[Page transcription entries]

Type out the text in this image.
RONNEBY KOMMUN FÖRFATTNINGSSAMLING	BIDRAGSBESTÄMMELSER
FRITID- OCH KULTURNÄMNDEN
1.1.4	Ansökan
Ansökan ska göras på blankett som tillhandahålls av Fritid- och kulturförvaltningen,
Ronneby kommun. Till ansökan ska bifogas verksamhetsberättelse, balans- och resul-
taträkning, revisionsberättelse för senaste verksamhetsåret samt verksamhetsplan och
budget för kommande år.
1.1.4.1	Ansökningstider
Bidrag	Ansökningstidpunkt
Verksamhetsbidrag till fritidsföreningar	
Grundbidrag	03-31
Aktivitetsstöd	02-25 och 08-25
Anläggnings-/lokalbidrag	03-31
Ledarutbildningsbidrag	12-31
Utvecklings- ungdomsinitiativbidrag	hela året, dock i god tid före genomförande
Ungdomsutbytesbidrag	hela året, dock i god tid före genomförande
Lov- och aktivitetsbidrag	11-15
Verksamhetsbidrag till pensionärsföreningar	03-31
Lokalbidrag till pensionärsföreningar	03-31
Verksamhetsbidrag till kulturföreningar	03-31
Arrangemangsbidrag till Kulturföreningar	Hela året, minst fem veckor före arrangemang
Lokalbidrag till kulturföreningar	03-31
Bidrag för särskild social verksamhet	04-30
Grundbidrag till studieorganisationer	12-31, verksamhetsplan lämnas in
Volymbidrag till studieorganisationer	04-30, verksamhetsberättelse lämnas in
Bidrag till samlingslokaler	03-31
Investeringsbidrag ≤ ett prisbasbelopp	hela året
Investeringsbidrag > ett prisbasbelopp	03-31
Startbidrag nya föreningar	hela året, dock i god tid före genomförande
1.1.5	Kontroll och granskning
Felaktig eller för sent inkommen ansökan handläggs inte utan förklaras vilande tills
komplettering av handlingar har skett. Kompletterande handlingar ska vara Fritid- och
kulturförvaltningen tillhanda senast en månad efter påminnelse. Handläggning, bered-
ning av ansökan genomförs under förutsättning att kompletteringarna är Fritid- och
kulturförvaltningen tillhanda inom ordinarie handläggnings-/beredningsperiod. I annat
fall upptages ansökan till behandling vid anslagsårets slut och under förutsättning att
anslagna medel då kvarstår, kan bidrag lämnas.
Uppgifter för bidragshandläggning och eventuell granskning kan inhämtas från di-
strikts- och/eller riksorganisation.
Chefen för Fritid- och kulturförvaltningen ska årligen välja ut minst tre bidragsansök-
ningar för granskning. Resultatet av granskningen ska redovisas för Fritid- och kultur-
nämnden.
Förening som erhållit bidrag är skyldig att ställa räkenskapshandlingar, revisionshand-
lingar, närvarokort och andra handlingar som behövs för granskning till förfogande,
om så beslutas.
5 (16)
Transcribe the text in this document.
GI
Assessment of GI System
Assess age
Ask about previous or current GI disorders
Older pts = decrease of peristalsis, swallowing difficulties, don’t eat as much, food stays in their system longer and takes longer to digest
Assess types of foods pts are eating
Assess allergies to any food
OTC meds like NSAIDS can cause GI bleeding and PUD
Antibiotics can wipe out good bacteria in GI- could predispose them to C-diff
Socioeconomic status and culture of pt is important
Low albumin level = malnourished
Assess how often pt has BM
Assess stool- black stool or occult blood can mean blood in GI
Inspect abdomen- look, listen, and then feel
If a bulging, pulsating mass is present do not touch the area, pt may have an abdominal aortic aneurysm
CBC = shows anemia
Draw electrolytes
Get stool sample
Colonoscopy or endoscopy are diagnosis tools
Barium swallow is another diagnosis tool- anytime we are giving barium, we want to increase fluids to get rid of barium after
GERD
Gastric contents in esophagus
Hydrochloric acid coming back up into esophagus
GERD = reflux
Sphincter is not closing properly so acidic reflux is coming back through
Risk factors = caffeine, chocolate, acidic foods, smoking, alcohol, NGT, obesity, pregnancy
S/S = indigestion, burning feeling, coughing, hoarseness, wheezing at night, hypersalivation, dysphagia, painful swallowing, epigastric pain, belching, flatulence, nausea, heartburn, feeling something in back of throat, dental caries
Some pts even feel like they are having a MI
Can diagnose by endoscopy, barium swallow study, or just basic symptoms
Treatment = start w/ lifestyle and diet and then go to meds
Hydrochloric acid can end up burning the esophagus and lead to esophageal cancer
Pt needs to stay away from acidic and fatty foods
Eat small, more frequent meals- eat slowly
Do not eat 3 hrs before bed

● **TASK DIRECTIONS**
From the entries above, extract each line containing "under".

● **OUTPUT**
ning av ansökan genomförs under förutsättning att kompletteringarna är Fritid- och
fall upptages ansökan till behandling vid anslagsårets slut och under förutsättning att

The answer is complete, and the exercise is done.